===== Supplied data =====

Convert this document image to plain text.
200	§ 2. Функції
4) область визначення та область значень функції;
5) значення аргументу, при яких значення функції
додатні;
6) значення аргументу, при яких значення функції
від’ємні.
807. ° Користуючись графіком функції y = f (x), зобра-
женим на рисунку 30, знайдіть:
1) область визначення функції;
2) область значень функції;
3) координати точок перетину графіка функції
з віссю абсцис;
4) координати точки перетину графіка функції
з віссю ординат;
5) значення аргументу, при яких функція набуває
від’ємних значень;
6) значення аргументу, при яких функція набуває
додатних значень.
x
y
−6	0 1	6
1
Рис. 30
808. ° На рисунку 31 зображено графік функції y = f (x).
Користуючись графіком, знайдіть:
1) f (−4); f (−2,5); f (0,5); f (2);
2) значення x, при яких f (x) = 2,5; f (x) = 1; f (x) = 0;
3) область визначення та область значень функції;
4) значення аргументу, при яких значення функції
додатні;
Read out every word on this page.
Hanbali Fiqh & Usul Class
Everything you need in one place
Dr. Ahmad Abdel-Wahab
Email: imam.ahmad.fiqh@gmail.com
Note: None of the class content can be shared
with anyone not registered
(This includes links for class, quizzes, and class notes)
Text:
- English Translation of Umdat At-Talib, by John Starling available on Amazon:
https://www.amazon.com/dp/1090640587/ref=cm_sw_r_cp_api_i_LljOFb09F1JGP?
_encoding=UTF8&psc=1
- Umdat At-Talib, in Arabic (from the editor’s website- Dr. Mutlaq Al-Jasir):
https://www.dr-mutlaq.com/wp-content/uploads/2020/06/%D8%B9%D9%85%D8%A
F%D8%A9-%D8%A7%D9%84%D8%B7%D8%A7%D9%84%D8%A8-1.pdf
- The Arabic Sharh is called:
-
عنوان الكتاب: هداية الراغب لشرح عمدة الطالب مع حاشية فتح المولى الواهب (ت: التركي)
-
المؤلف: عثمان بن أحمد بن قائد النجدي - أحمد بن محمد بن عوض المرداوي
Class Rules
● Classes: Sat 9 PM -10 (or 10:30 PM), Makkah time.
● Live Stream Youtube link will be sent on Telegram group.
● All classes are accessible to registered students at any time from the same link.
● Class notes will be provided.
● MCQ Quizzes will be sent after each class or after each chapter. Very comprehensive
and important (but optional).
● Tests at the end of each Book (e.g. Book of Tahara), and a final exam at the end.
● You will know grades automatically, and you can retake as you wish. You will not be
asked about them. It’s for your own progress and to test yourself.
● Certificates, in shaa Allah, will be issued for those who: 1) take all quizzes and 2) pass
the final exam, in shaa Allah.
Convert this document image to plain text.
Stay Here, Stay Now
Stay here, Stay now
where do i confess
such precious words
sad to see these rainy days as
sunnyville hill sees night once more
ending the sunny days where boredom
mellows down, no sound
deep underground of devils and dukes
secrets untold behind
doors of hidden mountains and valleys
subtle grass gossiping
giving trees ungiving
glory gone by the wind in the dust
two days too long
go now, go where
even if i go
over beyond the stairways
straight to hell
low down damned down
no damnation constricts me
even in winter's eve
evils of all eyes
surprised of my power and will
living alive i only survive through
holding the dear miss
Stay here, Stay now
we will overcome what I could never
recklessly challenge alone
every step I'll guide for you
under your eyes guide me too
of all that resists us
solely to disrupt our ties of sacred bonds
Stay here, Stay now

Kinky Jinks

=====

* Your objective: Where a line in the material above holds "координати", copy that line.

* Exercise response:
3) координати точок перетину графіка функції
4) координати точки перетину графіка функції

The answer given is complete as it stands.